▶ **Exercise task**
The records that follow are to be repeated exactly, with the pictures removed.

◆ ◆ ◆ ◆ ◆ ◆ ◆

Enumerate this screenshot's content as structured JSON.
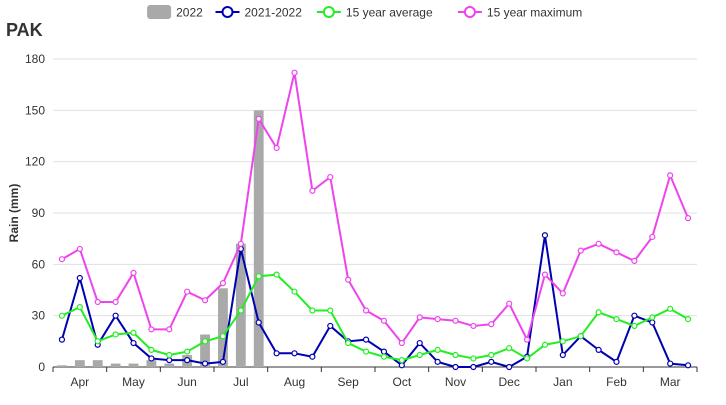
{
  "chart_data": {
    "type": "line",
    "title": "PAK",
    "ylabel": "Rain (mm)",
    "xlabel": "",
    "ylim": [
      0,
      180
    ],
    "yticks": [
      0,
      30,
      60,
      90,
      120,
      150,
      180
    ],
    "x_tick_labels": [
      "Apr",
      "May",
      "Jun",
      "Jul",
      "Aug",
      "Sep",
      "Oct",
      "Nov",
      "Dec",
      "Jan",
      "Feb",
      "Mar"
    ],
    "grid": "horizontal",
    "legend_position": "top-center",
    "n_periods": 36,
    "series": [
      {
        "name": "2022",
        "type": "bar",
        "color": "#a9a9a9",
        "values": [
          1,
          4,
          4,
          2,
          2,
          4,
          2,
          7,
          19,
          46,
          72,
          150
        ]
      },
      {
        "name": "2021-2022",
        "type": "line",
        "color": "#0000b3",
        "values": [
          16,
          52,
          13,
          30,
          14,
          5,
          4,
          4,
          2,
          3,
          69,
          26,
          8,
          8,
          6,
          24,
          15,
          16,
          9,
          1,
          14,
          3,
          0,
          0,
          3,
          0,
          6,
          77,
          7,
          18,
          10,
          3,
          30,
          26,
          2,
          1
        ]
      },
      {
        "name": "15 year average",
        "type": "line",
        "color": "#22ee22",
        "values": [
          30,
          35,
          15,
          19,
          20,
          10,
          7,
          9,
          15,
          18,
          33,
          53,
          54,
          44,
          33,
          33,
          14,
          9,
          6,
          4,
          7,
          10,
          7,
          5,
          7,
          11,
          5,
          13,
          15,
          18,
          32,
          28,
          24,
          29,
          34,
          28
        ]
      },
      {
        "name": "15 year maximum",
        "type": "line",
        "color": "#ee44ee",
        "values": [
          63,
          69,
          38,
          38,
          55,
          22,
          22,
          44,
          39,
          49,
          72,
          145,
          128,
          172,
          103,
          111,
          51,
          33,
          27,
          14,
          29,
          28,
          27,
          24,
          25,
          37,
          16,
          54,
          43,
          68,
          72,
          67,
          62,
          76,
          112,
          87
        ]
      }
    ]
  }
}
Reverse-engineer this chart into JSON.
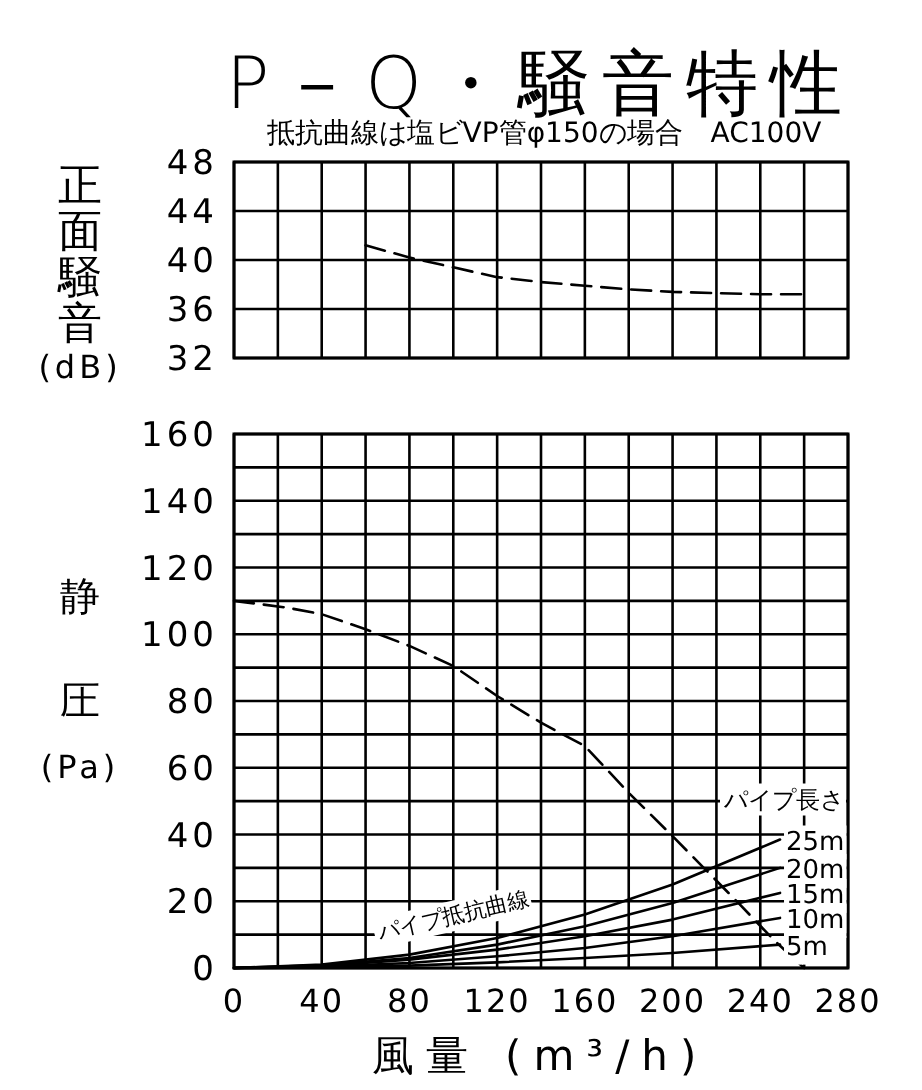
{
  "chart_data": [
    {
      "type": "line",
      "title": "P－Q・騒音特性",
      "subtitle": "抵抗曲線は塩ビVP管φ150の場合　AC100V",
      "ylabel": "正面騒音",
      "annotations": [
        "(dB)"
      ],
      "xlim": [
        0,
        280
      ],
      "xticks": [
        0,
        20,
        40,
        60,
        80,
        100,
        120,
        140,
        160,
        180,
        200,
        220,
        240,
        260,
        280
      ],
      "ylim": [
        32,
        48
      ],
      "yticks": [
        32,
        36,
        40,
        44,
        48
      ],
      "tick_labels": "y",
      "grid": true,
      "series": [
        {
          "color": "#000000",
          "line_style": "dashed",
          "x": [
            60,
            80,
            100,
            120,
            140,
            160,
            180,
            200,
            220,
            240,
            260
          ],
          "values": [
            41.2,
            40.2,
            39.4,
            38.6,
            38.2,
            37.9,
            37.6,
            37.4,
            37.3,
            37.2,
            37.2
          ]
        }
      ]
    },
    {
      "type": "line",
      "ylabel": "静圧",
      "xlabel": "風量 (m³/h)",
      "legend_title": "パイプ長さ",
      "annotations": [
        "(Pa)",
        "パイプ抵抗曲線"
      ],
      "xlim": [
        0,
        280
      ],
      "xticks": [
        0,
        {
          "value": 20,
          "label": null
        },
        40,
        {
          "value": 60,
          "label": null
        },
        80,
        {
          "value": 100,
          "label": null
        },
        120,
        {
          "value": 140,
          "label": null
        },
        160,
        {
          "value": 180,
          "label": null
        },
        200,
        {
          "value": 220,
          "label": null
        },
        240,
        {
          "value": 260,
          "label": null
        },
        280
      ],
      "ylim": [
        0,
        160
      ],
      "yticks": [
        0,
        {
          "value": 10,
          "label": null
        },
        20,
        {
          "value": 30,
          "label": null
        },
        40,
        {
          "value": 50,
          "label": null
        },
        60,
        {
          "value": 70,
          "label": null
        },
        80,
        {
          "value": 90,
          "label": null
        },
        100,
        {
          "value": 110,
          "label": null
        },
        120,
        {
          "value": 130,
          "label": null
        },
        140,
        {
          "value": 150,
          "label": null
        },
        160
      ],
      "grid": true,
      "series": [
        {
          "color": "#000000",
          "line_style": "dashed",
          "x": [
            0,
            24,
            40,
            60,
            80,
            100,
            120,
            140,
            160,
            180,
            200,
            215,
            230,
            246,
            260
          ],
          "values": [
            110,
            108,
            106,
            101.5,
            96.5,
            90.5,
            81.5,
            73.5,
            66.5,
            52.5,
            39.5,
            29.5,
            19.5,
            8.5,
            0
          ]
        },
        {
          "name": "25m",
          "color": "#000000",
          "line_style": "solid",
          "x": [
            0,
            40,
            80,
            120,
            160,
            200,
            249
          ],
          "values": [
            0,
            1,
            4,
            9,
            16,
            25,
            38.5
          ]
        },
        {
          "name": "20m",
          "color": "#000000",
          "line_style": "solid",
          "x": [
            0,
            40,
            80,
            120,
            160,
            200,
            249
          ],
          "values": [
            0,
            0.8,
            3,
            7,
            12.5,
            19.5,
            30
          ]
        },
        {
          "name": "15m",
          "color": "#000000",
          "line_style": "solid",
          "x": [
            0,
            40,
            80,
            120,
            160,
            200,
            249
          ],
          "values": [
            0,
            0.6,
            2.5,
            5.5,
            9.5,
            14.5,
            22.5
          ]
        },
        {
          "name": "10m",
          "color": "#000000",
          "line_style": "solid",
          "x": [
            0,
            40,
            80,
            120,
            160,
            200,
            249
          ],
          "values": [
            0,
            0.4,
            1.5,
            3.5,
            6,
            9.5,
            15
          ]
        },
        {
          "name": "5m",
          "color": "#000000",
          "line_style": "solid",
          "x": [
            0,
            40,
            80,
            120,
            160,
            200,
            249
          ],
          "values": [
            0,
            0.2,
            0.7,
            1.7,
            3,
            4.5,
            7
          ]
        }
      ]
    }
  ]
}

◆ ◆ ◆ ◆ ◆ ◆ ◆

▶ **Response**
Enumerate this screenshot's content as structured JSON.
{
  "chart_data": {
    "type": "line",
    "title": "PAK",
    "ylabel": "Rain (mm)",
    "xlabel": "",
    "ylim": [
      0,
      180
    ],
    "yticks": [
      0,
      30,
      60,
      90,
      120,
      150,
      180
    ],
    "x_tick_labels": [
      "Apr",
      "May",
      "Jun",
      "Jul",
      "Aug",
      "Sep",
      "Oct",
      "Nov",
      "Dec",
      "Jan",
      "Feb",
      "Mar"
    ],
    "grid": "horizontal",
    "legend_position": "top-center",
    "n_periods": 36,
    "series": [
      {
        "name": "2022",
        "type": "bar",
        "color": "#a9a9a9",
        "values": [
          1,
          4,
          4,
          2,
          2,
          4,
          2,
          7,
          19,
          46,
          72,
          150
        ]
      },
      {
        "name": "2021-2022",
        "type": "line",
        "color": "#0000b3",
        "values": [
          16,
          52,
          13,
          30,
          14,
          5,
          4,
          4,
          2,
          3,
          69,
          26,
          8,
          8,
          6,
          24,
          15,
          16,
          9,
          1,
          14,
          3,
          0,
          0,
          3,
          0,
          6,
          77,
          7,
          18,
          10,
          3,
          30,
          26,
          2,
          1
        ]
      },
      {
        "name": "15 year average",
        "type": "line",
        "color": "#22ee22",
        "values": [
          30,
          35,
          15,
          19,
          20,
          10,
          7,
          9,
          15,
          18,
          33,
          53,
          54,
          44,
          33,
          33,
          14,
          9,
          6,
          4,
          7,
          10,
          7,
          5,
          7,
          11,
          5,
          13,
          15,
          18,
          32,
          28,
          24,
          29,
          34,
          28
        ]
      },
      {
        "name": "15 year maximum",
        "type": "line",
        "color": "#ee44ee",
        "values": [
          63,
          69,
          38,
          38,
          55,
          22,
          22,
          44,
          39,
          49,
          72,
          145,
          128,
          172,
          103,
          111,
          51,
          33,
          27,
          14,
          29,
          28,
          27,
          24,
          25,
          37,
          16,
          54,
          43,
          68,
          72,
          67,
          62,
          76,
          112,
          87
        ]
      }
    ]
  }
}
Reverse-engineer this chart into JSON.
{
  "chart_data": [
    {
      "type": "line",
      "title": "P－Q・騒音特性",
      "subtitle": "抵抗曲線は塩ビVP管φ150の場合　AC100V",
      "ylabel": "正面騒音",
      "annotations": [
        "(dB)"
      ],
      "xlim": [
        0,
        280
      ],
      "xticks": [
        0,
        20,
        40,
        60,
        80,
        100,
        120,
        140,
        160,
        180,
        200,
        220,
        240,
        260,
        280
      ],
      "ylim": [
        32,
        48
      ],
      "yticks": [
        32,
        36,
        40,
        44,
        48
      ],
      "tick_labels": "y",
      "grid": true,
      "series": [
        {
          "color": "#000000",
          "line_style": "dashed",
          "x": [
            60,
            80,
            100,
            120,
            140,
            160,
            180,
            200,
            220,
            240,
            260
          ],
          "values": [
            41.2,
            40.2,
            39.4,
            38.6,
            38.2,
            37.9,
            37.6,
            37.4,
            37.3,
            37.2,
            37.2
          ]
        }
      ]
    },
    {
      "type": "line",
      "ylabel": "静圧",
      "xlabel": "風量 (m³/h)",
      "legend_title": "パイプ長さ",
      "annotations": [
        "(Pa)",
        "パイプ抵抗曲線"
      ],
      "xlim": [
        0,
        280
      ],
      "xticks": [
        0,
        {
          "value": 20,
          "label": null
        },
        40,
        {
          "value": 60,
          "label": null
        },
        80,
        {
          "value": 100,
          "label": null
        },
        120,
        {
          "value": 140,
          "label": null
        },
        160,
        {
          "value": 180,
          "label": null
        },
        200,
        {
          "value": 220,
          "label": null
        },
        240,
        {
          "value": 260,
          "label": null
        },
        280
      ],
      "ylim": [
        0,
        160
      ],
      "yticks": [
        0,
        {
          "value": 10,
          "label": null
        },
        20,
        {
          "value": 30,
          "label": null
        },
        40,
        {
          "value": 50,
          "label": null
        },
        60,
        {
          "value": 70,
          "label": null
        },
        80,
        {
          "value": 90,
          "label": null
        },
        100,
        {
          "value": 110,
          "label": null
        },
        120,
        {
          "value": 130,
          "label": null
        },
        140,
        {
          "value": 150,
          "label": null
        },
        160
      ],
      "grid": true,
      "series": [
        {
          "color": "#000000",
          "line_style": "dashed",
          "x": [
            0,
            24,
            40,
            60,
            80,
            100,
            120,
            140,
            160,
            180,
            200,
            215,
            230,
            246,
            260
          ],
          "values": [
            110,
            108,
            106,
            101.5,
            96.5,
            90.5,
            81.5,
            73.5,
            66.5,
            52.5,
            39.5,
            29.5,
            19.5,
            8.5,
            0
          ]
        },
        {
          "name": "25m",
          "color": "#000000",
          "line_style": "solid",
          "x": [
            0,
            40,
            80,
            120,
            160,
            200,
            249
          ],
          "values": [
            0,
            1,
            4,
            9,
            16,
            25,
            38.5
          ]
        },
        {
          "name": "20m",
          "color": "#000000",
          "line_style": "solid",
          "x": [
            0,
            40,
            80,
            120,
            160,
            200,
            249
          ],
          "values": [
            0,
            0.8,
            3,
            7,
            12.5,
            19.5,
            30
          ]
        },
        {
          "name": "15m",
          "color": "#000000",
          "line_style": "solid",
          "x": [
            0,
            40,
            80,
            120,
            160,
            200,
            249
          ],
          "values": [
            0,
            0.6,
            2.5,
            5.5,
            9.5,
            14.5,
            22.5
          ]
        },
        {
          "name": "10m",
          "color": "#000000",
          "line_style": "solid",
          "x": [
            0,
            40,
            80,
            120,
            160,
            200,
            249
          ],
          "values": [
            0,
            0.4,
            1.5,
            3.5,
            6,
            9.5,
            15
          ]
        },
        {
          "name": "5m",
          "color": "#000000",
          "line_style": "solid",
          "x": [
            0,
            40,
            80,
            120,
            160,
            200,
            249
          ],
          "values": [
            0,
            0.2,
            0.7,
            1.7,
            3,
            4.5,
            7
          ]
        }
      ]
    }
  ]
}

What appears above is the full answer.